## START DATA FOR PROCESSING
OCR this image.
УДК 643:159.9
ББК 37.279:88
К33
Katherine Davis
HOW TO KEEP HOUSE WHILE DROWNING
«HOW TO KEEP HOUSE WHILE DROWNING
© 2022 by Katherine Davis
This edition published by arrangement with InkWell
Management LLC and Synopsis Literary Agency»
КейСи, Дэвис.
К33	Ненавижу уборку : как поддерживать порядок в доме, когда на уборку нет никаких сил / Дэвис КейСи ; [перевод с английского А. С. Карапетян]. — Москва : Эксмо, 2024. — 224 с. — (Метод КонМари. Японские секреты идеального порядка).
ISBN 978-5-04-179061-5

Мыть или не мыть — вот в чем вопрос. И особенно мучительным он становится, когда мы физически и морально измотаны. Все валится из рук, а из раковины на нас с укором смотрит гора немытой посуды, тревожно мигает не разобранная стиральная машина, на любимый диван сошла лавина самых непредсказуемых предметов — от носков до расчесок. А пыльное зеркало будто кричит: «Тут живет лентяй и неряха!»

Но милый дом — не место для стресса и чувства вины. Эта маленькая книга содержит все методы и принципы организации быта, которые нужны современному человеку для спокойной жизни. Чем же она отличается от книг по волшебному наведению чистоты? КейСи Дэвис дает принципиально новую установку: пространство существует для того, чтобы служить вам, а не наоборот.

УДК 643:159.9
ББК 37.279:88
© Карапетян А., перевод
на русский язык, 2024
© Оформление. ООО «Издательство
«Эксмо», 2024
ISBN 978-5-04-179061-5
## END DATA FOR PROCESSING
### GOAL OF THE EXERCISE
Reproduce the listing in full. Keep it exactly as written.

### PROBLEM SOLUTION
OCR this image.
УДК 643:159.9
ББК 37.279:88
К33
Katherine Davis
HOW TO KEEP HOUSE WHILE DROWNING
«HOW TO KEEP HOUSE WHILE DROWNING
© 2022 by Katherine Davis
This edition published by arrangement with InkWell
Management LLC and Synopsis Literary Agency»
КейСи, Дэвис.
К33	Ненавижу уборку : как поддерживать порядок в доме, когда на уборку нет никаких сил / Дэвис КейСи ; [перевод с английского А. С. Карапетян]. — Москва : Эксмо, 2024. — 224 с. — (Метод КонМари. Японские секреты идеального порядка).
ISBN 978-5-04-179061-5

Мыть или не мыть — вот в чем вопрос. И особенно мучительным он становится, когда мы физически и морально измотаны. Все валится из рук, а из раковины на нас с укором смотрит гора немытой посуды, тревожно мигает не разобранная стиральная машина, на любимый диван сошла лавина самых непредсказуемых предметов — от носков до расчесок. А пыльное зеркало будто кричит: «Тут живет лентяй и неряха!»

Но милый дом — не место для стресса и чувства вины. Эта маленькая книга содержит все методы и принципы организации быта, которые нужны современному человеку для спокойной жизни. Чем же она отличается от книг по волшебному наведению чистоты? КейСи Дэвис дает принципиально новую установку: пространство существует для того, чтобы служить вам, а не наоборот.

УДК 643:159.9
ББК 37.279:88
© Карапетян А., перевод
на русский язык, 2024
© Оформление. ООО «Издательство
«Эксмо», 2024
ISBN 978-5-04-179061-5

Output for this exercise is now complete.